Written exercise:
Extract the text of each entry below exactly, leaving every image behind.

Listed entries:
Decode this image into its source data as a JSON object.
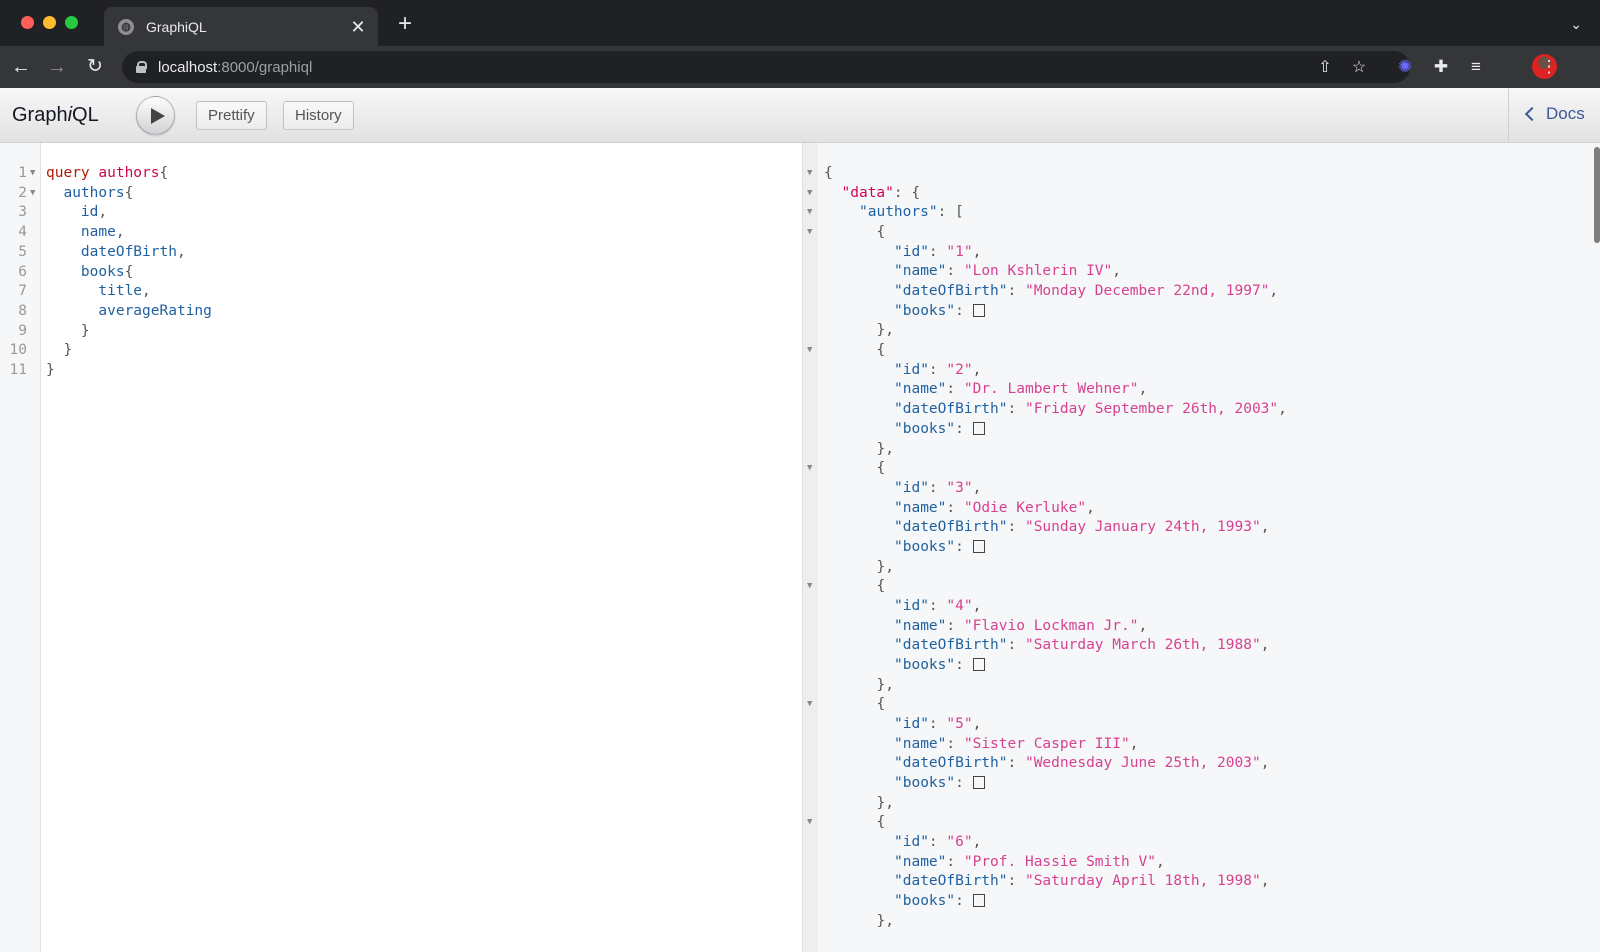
{
  "browser": {
    "tab_title": "GraphiQL",
    "url_host": "localhost",
    "url_rest": ":8000/graphiql",
    "icons": {
      "tab_favicon": "globe-icon",
      "tab_close": "✕",
      "new_tab": "+",
      "tab_search": "⌄",
      "back": "←",
      "forward": "→",
      "reload": "↻",
      "share": "⇧",
      "bookmark": "☆",
      "extension_1": "✺",
      "extensions": "✚",
      "media": "≡",
      "menu": "⋮"
    }
  },
  "graphiql": {
    "title_pre": "Graph",
    "title_i": "i",
    "title_post": "QL",
    "prettify_label": "Prettify",
    "history_label": "History",
    "docs_label": "Docs"
  },
  "query_lines": [
    {
      "n": "1",
      "fold": true,
      "tokens": [
        {
          "t": "query",
          "c": "kw"
        },
        {
          "t": " ",
          "c": "punct"
        },
        {
          "t": "authors",
          "c": "def"
        },
        {
          "t": "{",
          "c": "punct"
        }
      ]
    },
    {
      "n": "2",
      "fold": true,
      "tokens": [
        {
          "t": "  ",
          "c": "punct"
        },
        {
          "t": "authors",
          "c": "field"
        },
        {
          "t": "{",
          "c": "punct"
        }
      ]
    },
    {
      "n": "3",
      "fold": false,
      "tokens": [
        {
          "t": "    ",
          "c": "punct"
        },
        {
          "t": "id",
          "c": "field"
        },
        {
          "t": ",",
          "c": "punct"
        }
      ]
    },
    {
      "n": "4",
      "fold": false,
      "tokens": [
        {
          "t": "    ",
          "c": "punct"
        },
        {
          "t": "name",
          "c": "field"
        },
        {
          "t": ",",
          "c": "punct"
        }
      ]
    },
    {
      "n": "5",
      "fold": false,
      "tokens": [
        {
          "t": "    ",
          "c": "punct"
        },
        {
          "t": "dateOfBirth",
          "c": "field"
        },
        {
          "t": ",",
          "c": "punct"
        }
      ]
    },
    {
      "n": "6",
      "fold": false,
      "tokens": [
        {
          "t": "    ",
          "c": "punct"
        },
        {
          "t": "books",
          "c": "field"
        },
        {
          "t": "{",
          "c": "punct"
        }
      ]
    },
    {
      "n": "7",
      "fold": false,
      "tokens": [
        {
          "t": "      ",
          "c": "punct"
        },
        {
          "t": "title",
          "c": "field"
        },
        {
          "t": ",",
          "c": "punct"
        }
      ]
    },
    {
      "n": "8",
      "fold": false,
      "tokens": [
        {
          "t": "      ",
          "c": "punct"
        },
        {
          "t": "averageRating",
          "c": "field"
        }
      ]
    },
    {
      "n": "9",
      "fold": false,
      "tokens": [
        {
          "t": "    ",
          "c": "punct"
        },
        {
          "t": "}",
          "c": "punct"
        }
      ]
    },
    {
      "n": "10",
      "fold": false,
      "tokens": [
        {
          "t": "  ",
          "c": "punct"
        },
        {
          "t": "}",
          "c": "punct"
        }
      ]
    },
    {
      "n": "11",
      "fold": false,
      "tokens": [
        {
          "t": "}",
          "c": "punct"
        }
      ]
    }
  ],
  "result": {
    "root_key": "data",
    "list_key": "authors",
    "authors": [
      {
        "id": "1",
        "name": "Lon Kshlerin IV",
        "dateOfBirth": "Monday December 22nd, 1997",
        "books": "[]"
      },
      {
        "id": "2",
        "name": "Dr. Lambert Wehner",
        "dateOfBirth": "Friday September 26th, 2003",
        "books": "[]"
      },
      {
        "id": "3",
        "name": "Odie Kerluke",
        "dateOfBirth": "Sunday January 24th, 1993",
        "books": "[]"
      },
      {
        "id": "4",
        "name": "Flavio Lockman Jr.",
        "dateOfBirth": "Saturday March 26th, 1988",
        "books": "[]"
      },
      {
        "id": "5",
        "name": "Sister Casper III",
        "dateOfBirth": "Wednesday June 25th, 2003",
        "books": "[]"
      },
      {
        "id": "6",
        "name": "Prof. Hassie Smith V",
        "dateOfBirth": "Saturday April 18th, 1998",
        "books": "[]"
      }
    ]
  }
}
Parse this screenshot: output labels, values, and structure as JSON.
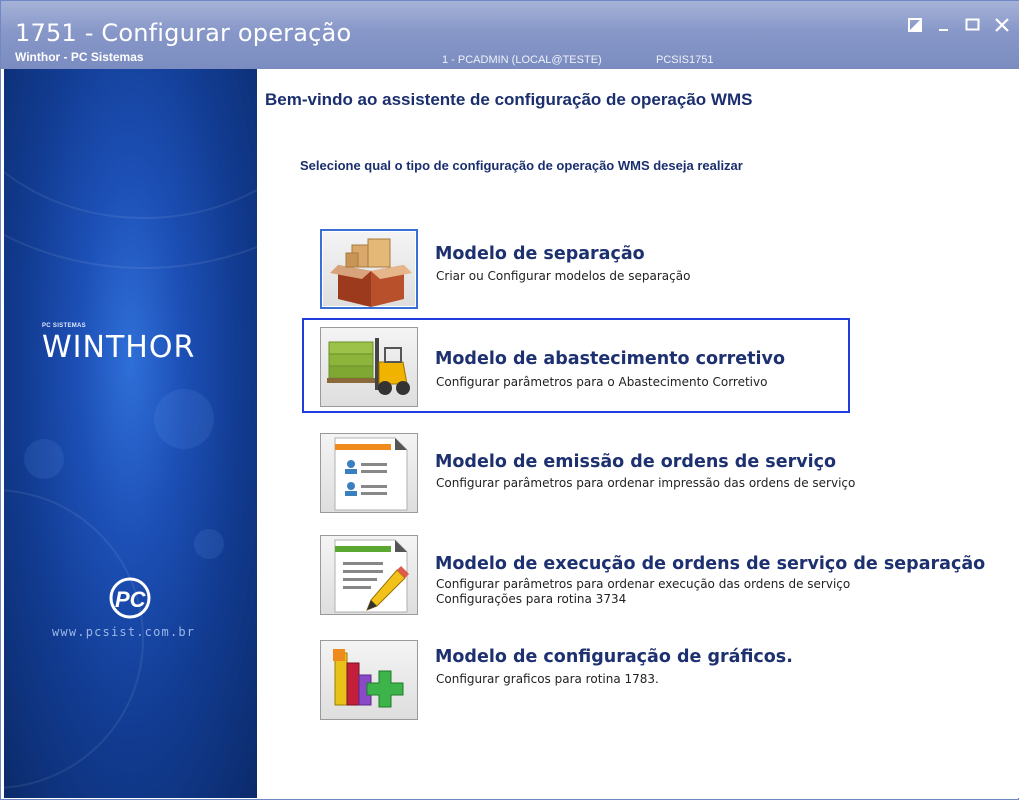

Written answer:
Decode this image into its source data as a JSON object.
{
  "browser": {
    "tab_title": "GraphiQL",
    "url_host": "localhost",
    "url_rest": ":8000/graphiql",
    "icons": {
      "tab_favicon": "globe-icon",
      "tab_close": "✕",
      "new_tab": "+",
      "tab_search": "⌄",
      "back": "←",
      "forward": "→",
      "reload": "↻",
      "share": "⇧",
      "bookmark": "☆",
      "extension_1": "✺",
      "extensions": "✚",
      "media": "≡",
      "menu": "⋮"
    }
  },
  "graphiql": {
    "title_pre": "Graph",
    "title_i": "i",
    "title_post": "QL",
    "prettify_label": "Prettify",
    "history_label": "History",
    "docs_label": "Docs"
  },
  "query_lines": [
    {
      "n": "1",
      "fold": true,
      "tokens": [
        {
          "t": "query",
          "c": "kw"
        },
        {
          "t": " ",
          "c": "punct"
        },
        {
          "t": "authors",
          "c": "def"
        },
        {
          "t": "{",
          "c": "punct"
        }
      ]
    },
    {
      "n": "2",
      "fold": true,
      "tokens": [
        {
          "t": "  ",
          "c": "punct"
        },
        {
          "t": "authors",
          "c": "field"
        },
        {
          "t": "{",
          "c": "punct"
        }
      ]
    },
    {
      "n": "3",
      "fold": false,
      "tokens": [
        {
          "t": "    ",
          "c": "punct"
        },
        {
          "t": "id",
          "c": "field"
        },
        {
          "t": ",",
          "c": "punct"
        }
      ]
    },
    {
      "n": "4",
      "fold": false,
      "tokens": [
        {
          "t": "    ",
          "c": "punct"
        },
        {
          "t": "name",
          "c": "field"
        },
        {
          "t": ",",
          "c": "punct"
        }
      ]
    },
    {
      "n": "5",
      "fold": false,
      "tokens": [
        {
          "t": "    ",
          "c": "punct"
        },
        {
          "t": "dateOfBirth",
          "c": "field"
        },
        {
          "t": ",",
          "c": "punct"
        }
      ]
    },
    {
      "n": "6",
      "fold": false,
      "tokens": [
        {
          "t": "    ",
          "c": "punct"
        },
        {
          "t": "books",
          "c": "field"
        },
        {
          "t": "{",
          "c": "punct"
        }
      ]
    },
    {
      "n": "7",
      "fold": false,
      "tokens": [
        {
          "t": "      ",
          "c": "punct"
        },
        {
          "t": "title",
          "c": "field"
        },
        {
          "t": ",",
          "c": "punct"
        }
      ]
    },
    {
      "n": "8",
      "fold": false,
      "tokens": [
        {
          "t": "      ",
          "c": "punct"
        },
        {
          "t": "averageRating",
          "c": "field"
        }
      ]
    },
    {
      "n": "9",
      "fold": false,
      "tokens": [
        {
          "t": "    ",
          "c": "punct"
        },
        {
          "t": "}",
          "c": "punct"
        }
      ]
    },
    {
      "n": "10",
      "fold": false,
      "tokens": [
        {
          "t": "  ",
          "c": "punct"
        },
        {
          "t": "}",
          "c": "punct"
        }
      ]
    },
    {
      "n": "11",
      "fold": false,
      "tokens": [
        {
          "t": "}",
          "c": "punct"
        }
      ]
    }
  ],
  "result": {
    "root_key": "data",
    "list_key": "authors",
    "authors": [
      {
        "id": "1",
        "name": "Lon Kshlerin IV",
        "dateOfBirth": "Monday December 22nd, 1997",
        "books": "[]"
      },
      {
        "id": "2",
        "name": "Dr. Lambert Wehner",
        "dateOfBirth": "Friday September 26th, 2003",
        "books": "[]"
      },
      {
        "id": "3",
        "name": "Odie Kerluke",
        "dateOfBirth": "Sunday January 24th, 1993",
        "books": "[]"
      },
      {
        "id": "4",
        "name": "Flavio Lockman Jr.",
        "dateOfBirth": "Saturday March 26th, 1988",
        "books": "[]"
      },
      {
        "id": "5",
        "name": "Sister Casper III",
        "dateOfBirth": "Wednesday June 25th, 2003",
        "books": "[]"
      },
      {
        "id": "6",
        "name": "Prof. Hassie Smith V",
        "dateOfBirth": "Saturday April 18th, 1998",
        "books": "[]"
      }
    ]
  }
}
Parse this screenshot: output labels, values, and structure as JSON.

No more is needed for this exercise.